Reproduce all entries precisely, down to the last character.

********************

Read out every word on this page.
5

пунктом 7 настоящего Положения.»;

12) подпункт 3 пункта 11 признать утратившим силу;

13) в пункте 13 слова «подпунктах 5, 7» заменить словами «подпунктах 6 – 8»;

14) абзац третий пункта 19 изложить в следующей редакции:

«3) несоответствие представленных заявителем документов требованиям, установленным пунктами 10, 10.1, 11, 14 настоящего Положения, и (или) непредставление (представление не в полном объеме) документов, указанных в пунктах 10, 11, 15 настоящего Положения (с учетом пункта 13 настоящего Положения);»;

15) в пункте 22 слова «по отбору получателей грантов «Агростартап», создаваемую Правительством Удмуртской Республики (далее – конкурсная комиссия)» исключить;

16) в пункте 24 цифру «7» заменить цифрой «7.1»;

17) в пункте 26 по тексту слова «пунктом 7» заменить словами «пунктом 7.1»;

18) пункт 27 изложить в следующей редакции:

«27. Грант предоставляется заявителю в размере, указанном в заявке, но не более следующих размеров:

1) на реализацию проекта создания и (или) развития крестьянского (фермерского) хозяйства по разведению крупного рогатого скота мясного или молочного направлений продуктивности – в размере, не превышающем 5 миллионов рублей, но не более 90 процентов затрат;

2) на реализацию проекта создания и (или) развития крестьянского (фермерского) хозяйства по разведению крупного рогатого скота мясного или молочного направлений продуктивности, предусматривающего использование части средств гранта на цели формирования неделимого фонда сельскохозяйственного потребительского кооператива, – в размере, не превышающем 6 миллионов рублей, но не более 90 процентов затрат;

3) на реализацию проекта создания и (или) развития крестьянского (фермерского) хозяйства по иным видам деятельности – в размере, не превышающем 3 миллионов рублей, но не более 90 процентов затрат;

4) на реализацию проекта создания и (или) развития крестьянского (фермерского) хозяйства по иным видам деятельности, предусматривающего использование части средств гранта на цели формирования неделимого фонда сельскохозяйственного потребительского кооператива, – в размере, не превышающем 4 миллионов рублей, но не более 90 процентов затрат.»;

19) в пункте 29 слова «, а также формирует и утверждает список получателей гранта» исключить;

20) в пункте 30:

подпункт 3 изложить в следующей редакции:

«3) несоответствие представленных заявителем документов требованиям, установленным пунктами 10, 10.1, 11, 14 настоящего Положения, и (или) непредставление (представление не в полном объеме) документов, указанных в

********************

▸ **Result for this exercise**
Read out every word on this page.
5

пунктом 7 настоящего Положения.»;

12) подпункт 3 пункта 11 признать утратившим силу;

13) в пункте 13 слова «подпунктах 5, 7» заменить словами «подпунктах 6 – 8»;

14) абзац третий пункта 19 изложить в следующей редакции:

«3) несоответствие представленных заявителем документов требованиям, установленным пунктами 10, 10.1, 11, 14 настоящего Положения, и (или) непредставление (представление не в полном объеме) документов, указанных в пунктах 10, 11, 15 настоящего Положения (с учетом пункта 13 настоящего Положения);»;

15) в пункте 22 слова «по отбору получателей грантов «Агростартап», создаваемую Правительством Удмуртской Республики (далее – конкурсная комиссия)» исключить;

16) в пункте 24 цифру «7» заменить цифрой «7.1»;

17) в пункте 26 по тексту слова «пунктом 7» заменить словами «пунктом 7.1»;

18) пункт 27 изложить в следующей редакции:

«27. Грант предоставляется заявителю в размере, указанном в заявке, но не более следующих размеров:

1) на реализацию проекта создания и (или) развития крестьянского (фермерского) хозяйства по разведению крупного рогатого скота мясного или молочного направлений продуктивности – в размере, не превышающем 5 миллионов рублей, но не более 90 процентов затрат;

2) на реализацию проекта создания и (или) развития крестьянского (фермерского) хозяйства по разведению крупного рогатого скота мясного или молочного направлений продуктивности, предусматривающего использование части средств гранта на цели формирования неделимого фонда сельскохозяйственного потребительского кооператива, – в размере, не превышающем 6 миллионов рублей, но не более 90 процентов затрат;

3) на реализацию проекта создания и (или) развития крестьянского (фермерского) хозяйства по иным видам деятельности – в размере, не превышающем 3 миллионов рублей, но не более 90 процентов затрат;

4) на реализацию проекта создания и (или) развития крестьянского (фермерского) хозяйства по иным видам деятельности, предусматривающего использование части средств гранта на цели формирования неделимого фонда сельскохозяйственного потребительского кооператива, – в размере, не превышающем 4 миллионов рублей, но не более 90 процентов затрат.»;

19) в пункте 29 слова «, а также формирует и утверждает список получателей гранта» исключить;

20) в пункте 30:

подпункт 3 изложить в следующей редакции:

«3) несоответствие представленных заявителем документов требованиям, установленным пунктами 10, 10.1, 11, 14 настоящего Положения, и (или) непредставление (представление не в полном объеме) документов, указанных в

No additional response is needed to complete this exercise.